Exercise
Check each line of the data, and copy those where "dass" appears.

(Data records)
((

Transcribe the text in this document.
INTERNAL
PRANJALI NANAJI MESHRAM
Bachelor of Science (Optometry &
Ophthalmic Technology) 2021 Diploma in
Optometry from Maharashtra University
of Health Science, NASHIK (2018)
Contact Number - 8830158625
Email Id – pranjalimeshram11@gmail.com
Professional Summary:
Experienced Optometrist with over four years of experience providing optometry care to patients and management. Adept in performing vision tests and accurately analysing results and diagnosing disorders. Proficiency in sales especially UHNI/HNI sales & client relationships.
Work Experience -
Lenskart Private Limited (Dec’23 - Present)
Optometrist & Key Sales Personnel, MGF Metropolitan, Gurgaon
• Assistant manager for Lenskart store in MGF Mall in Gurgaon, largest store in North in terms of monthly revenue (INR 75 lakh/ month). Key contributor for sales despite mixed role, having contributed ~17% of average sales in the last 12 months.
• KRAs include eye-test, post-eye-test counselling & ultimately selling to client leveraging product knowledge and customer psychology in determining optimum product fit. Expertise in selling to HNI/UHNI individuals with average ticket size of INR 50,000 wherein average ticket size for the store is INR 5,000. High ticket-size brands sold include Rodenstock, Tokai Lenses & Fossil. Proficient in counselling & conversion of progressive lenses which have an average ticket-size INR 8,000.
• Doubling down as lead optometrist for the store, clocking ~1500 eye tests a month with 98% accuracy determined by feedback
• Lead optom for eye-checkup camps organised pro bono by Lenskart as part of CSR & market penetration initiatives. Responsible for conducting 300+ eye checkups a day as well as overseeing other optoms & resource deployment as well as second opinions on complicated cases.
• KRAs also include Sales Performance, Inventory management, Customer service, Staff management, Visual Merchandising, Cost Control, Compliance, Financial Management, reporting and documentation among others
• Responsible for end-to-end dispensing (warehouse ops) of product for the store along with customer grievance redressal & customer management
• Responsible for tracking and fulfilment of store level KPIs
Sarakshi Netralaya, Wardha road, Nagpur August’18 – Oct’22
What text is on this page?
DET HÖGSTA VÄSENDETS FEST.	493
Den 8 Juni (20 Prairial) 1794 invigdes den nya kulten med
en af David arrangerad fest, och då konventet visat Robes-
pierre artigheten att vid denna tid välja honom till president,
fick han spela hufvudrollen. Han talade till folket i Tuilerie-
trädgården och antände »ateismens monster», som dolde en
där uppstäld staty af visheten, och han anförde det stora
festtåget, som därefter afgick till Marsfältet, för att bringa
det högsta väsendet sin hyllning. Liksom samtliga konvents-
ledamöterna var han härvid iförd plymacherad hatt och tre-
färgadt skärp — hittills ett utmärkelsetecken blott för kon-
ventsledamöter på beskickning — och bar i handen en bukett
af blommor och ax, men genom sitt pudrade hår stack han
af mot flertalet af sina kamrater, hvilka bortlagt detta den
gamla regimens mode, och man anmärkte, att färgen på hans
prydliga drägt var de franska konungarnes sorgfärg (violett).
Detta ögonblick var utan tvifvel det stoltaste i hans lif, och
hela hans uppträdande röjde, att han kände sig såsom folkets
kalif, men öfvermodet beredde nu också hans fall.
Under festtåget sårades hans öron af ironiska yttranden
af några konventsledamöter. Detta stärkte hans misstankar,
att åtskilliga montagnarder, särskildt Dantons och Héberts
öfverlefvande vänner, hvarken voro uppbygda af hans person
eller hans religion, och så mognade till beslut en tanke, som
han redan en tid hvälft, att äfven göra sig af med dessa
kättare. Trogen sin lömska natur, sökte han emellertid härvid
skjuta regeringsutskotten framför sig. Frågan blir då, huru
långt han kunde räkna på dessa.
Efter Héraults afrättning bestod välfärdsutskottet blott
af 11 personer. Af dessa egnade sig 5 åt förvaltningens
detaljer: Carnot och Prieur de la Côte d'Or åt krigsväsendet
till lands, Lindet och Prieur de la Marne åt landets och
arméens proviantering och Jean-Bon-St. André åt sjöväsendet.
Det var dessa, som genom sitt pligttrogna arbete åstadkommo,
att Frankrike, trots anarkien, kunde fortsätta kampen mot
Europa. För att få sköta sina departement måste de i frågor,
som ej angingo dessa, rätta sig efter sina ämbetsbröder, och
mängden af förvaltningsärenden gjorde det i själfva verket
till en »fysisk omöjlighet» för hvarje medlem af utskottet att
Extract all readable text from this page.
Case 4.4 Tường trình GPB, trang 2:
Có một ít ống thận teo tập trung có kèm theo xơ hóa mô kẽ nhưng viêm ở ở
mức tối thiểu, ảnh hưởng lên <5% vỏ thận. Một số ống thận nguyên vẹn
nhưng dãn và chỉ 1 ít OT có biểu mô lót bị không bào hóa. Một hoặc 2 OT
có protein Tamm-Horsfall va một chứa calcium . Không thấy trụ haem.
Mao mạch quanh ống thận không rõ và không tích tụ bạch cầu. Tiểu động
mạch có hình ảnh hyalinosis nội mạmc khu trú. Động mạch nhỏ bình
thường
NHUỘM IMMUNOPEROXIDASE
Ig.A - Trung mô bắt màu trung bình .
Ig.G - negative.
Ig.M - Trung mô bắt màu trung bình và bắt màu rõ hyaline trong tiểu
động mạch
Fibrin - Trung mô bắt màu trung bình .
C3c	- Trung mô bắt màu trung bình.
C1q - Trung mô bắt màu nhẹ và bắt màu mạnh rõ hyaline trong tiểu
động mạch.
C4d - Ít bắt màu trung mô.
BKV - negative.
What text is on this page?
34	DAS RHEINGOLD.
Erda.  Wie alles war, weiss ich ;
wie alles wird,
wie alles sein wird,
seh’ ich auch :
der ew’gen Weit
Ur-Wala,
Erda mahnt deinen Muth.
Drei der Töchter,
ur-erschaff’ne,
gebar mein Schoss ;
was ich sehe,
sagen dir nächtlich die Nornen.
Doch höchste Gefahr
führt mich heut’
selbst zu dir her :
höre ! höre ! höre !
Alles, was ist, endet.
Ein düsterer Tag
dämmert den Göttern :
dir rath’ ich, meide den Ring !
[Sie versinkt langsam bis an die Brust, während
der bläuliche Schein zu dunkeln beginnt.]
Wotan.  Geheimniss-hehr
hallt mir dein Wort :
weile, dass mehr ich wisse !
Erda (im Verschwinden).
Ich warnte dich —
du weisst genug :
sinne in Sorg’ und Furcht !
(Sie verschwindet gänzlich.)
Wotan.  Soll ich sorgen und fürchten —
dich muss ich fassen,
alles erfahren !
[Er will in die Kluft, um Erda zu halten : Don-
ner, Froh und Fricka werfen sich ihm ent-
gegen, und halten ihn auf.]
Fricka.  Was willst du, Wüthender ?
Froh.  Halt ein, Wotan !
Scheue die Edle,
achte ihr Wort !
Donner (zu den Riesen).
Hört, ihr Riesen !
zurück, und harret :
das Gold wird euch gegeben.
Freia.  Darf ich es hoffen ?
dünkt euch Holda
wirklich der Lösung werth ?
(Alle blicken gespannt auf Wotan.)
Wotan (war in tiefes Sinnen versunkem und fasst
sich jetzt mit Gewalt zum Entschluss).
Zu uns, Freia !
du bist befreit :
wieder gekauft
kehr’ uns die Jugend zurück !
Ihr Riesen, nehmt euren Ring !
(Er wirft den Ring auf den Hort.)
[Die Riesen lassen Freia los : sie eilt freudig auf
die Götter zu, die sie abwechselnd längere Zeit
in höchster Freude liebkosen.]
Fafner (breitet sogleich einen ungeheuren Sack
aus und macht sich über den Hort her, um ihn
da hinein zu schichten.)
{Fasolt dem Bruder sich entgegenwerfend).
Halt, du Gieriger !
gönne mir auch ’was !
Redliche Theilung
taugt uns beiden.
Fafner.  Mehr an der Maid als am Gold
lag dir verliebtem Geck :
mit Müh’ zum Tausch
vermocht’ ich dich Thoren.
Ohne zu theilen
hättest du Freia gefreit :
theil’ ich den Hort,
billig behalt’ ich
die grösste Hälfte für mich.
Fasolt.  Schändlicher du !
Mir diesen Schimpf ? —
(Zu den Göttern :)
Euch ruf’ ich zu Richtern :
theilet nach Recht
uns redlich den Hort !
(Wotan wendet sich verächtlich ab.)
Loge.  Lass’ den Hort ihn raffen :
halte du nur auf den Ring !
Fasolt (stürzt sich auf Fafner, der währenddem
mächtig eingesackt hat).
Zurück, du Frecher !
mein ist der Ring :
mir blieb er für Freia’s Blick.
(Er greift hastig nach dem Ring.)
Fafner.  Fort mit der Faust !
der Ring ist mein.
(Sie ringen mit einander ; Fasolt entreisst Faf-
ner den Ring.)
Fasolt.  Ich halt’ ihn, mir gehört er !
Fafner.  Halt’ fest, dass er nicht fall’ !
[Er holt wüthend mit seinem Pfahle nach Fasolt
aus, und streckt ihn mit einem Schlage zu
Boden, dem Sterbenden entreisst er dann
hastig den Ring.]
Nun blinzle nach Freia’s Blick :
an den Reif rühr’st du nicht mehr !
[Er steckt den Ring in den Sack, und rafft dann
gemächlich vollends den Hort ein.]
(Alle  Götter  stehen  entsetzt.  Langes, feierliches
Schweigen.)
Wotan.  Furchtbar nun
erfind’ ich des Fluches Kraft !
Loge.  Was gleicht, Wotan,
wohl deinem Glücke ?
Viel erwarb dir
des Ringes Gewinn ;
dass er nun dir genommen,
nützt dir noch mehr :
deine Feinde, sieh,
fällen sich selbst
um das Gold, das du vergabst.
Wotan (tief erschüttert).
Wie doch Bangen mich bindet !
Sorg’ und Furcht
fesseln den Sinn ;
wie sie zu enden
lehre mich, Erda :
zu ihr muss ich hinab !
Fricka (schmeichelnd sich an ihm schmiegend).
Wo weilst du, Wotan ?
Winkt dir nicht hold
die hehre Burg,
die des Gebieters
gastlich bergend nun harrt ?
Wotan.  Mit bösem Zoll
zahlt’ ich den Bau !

))

Solved problem
weile, dass mehr ich wisse !
Fafner.  Halt’ fest, dass er nicht fall’ !
dass er nun dir genommen,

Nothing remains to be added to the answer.